**TASK DESCRIPTION**
Report every line in the records below that contains the string "tick", copying each line in full.

**Element placement data**

|---|

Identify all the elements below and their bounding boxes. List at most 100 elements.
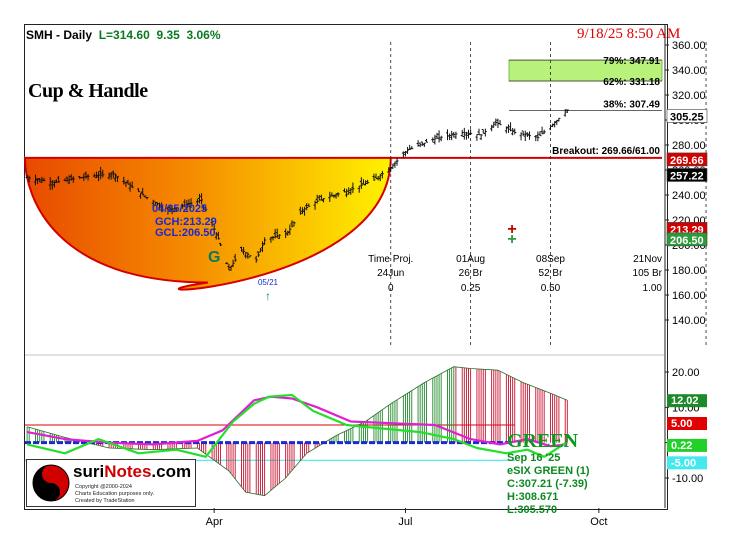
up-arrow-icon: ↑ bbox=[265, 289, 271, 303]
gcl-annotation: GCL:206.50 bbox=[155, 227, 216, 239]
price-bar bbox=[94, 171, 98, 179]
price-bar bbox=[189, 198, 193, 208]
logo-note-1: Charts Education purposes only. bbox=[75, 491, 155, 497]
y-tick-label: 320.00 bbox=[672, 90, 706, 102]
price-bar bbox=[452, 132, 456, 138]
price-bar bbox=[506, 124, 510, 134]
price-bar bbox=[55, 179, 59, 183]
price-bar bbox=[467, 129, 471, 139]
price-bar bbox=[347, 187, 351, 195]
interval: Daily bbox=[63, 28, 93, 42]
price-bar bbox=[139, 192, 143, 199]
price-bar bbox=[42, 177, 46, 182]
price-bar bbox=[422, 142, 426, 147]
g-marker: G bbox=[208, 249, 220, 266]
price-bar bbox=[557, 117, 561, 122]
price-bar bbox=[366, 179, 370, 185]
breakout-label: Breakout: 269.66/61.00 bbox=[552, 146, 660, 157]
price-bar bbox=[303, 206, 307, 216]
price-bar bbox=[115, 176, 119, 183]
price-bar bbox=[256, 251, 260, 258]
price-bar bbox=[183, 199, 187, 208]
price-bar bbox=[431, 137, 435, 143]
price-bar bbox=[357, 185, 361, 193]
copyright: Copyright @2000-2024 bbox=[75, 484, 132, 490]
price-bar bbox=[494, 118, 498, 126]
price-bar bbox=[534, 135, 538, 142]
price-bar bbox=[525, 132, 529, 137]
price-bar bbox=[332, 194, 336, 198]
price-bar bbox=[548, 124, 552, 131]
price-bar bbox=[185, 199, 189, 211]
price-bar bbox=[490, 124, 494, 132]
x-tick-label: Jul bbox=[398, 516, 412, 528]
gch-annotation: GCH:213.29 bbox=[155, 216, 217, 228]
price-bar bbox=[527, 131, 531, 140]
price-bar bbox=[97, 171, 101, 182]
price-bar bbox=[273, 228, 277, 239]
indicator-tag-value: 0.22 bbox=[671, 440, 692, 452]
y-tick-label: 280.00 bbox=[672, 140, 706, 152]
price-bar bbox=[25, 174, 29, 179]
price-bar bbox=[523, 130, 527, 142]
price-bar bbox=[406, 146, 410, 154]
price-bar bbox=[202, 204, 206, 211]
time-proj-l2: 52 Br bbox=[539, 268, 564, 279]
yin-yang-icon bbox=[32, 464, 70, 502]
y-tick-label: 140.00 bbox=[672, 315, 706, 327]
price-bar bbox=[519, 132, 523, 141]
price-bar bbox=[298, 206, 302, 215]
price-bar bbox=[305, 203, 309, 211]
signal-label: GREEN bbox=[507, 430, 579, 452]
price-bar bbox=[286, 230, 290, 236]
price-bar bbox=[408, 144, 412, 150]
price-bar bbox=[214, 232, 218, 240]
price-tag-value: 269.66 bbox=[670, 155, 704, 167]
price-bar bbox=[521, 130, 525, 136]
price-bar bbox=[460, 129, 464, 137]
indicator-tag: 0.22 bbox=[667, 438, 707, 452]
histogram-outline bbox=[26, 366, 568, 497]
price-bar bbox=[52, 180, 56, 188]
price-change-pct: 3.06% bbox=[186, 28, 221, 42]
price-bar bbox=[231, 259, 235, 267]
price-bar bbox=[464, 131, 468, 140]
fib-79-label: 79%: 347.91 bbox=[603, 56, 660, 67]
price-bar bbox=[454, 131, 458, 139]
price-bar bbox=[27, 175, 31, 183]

|---|

**EXERCISE SOLUTION**
y-tick-label: 320.00 bbox=[672, 90, 706, 102]
x-tick-label: Jul bbox=[398, 516, 412, 528]
y-tick-label: 280.00 bbox=[672, 140, 706, 152]
y-tick-label: 140.00 bbox=[672, 315, 706, 327]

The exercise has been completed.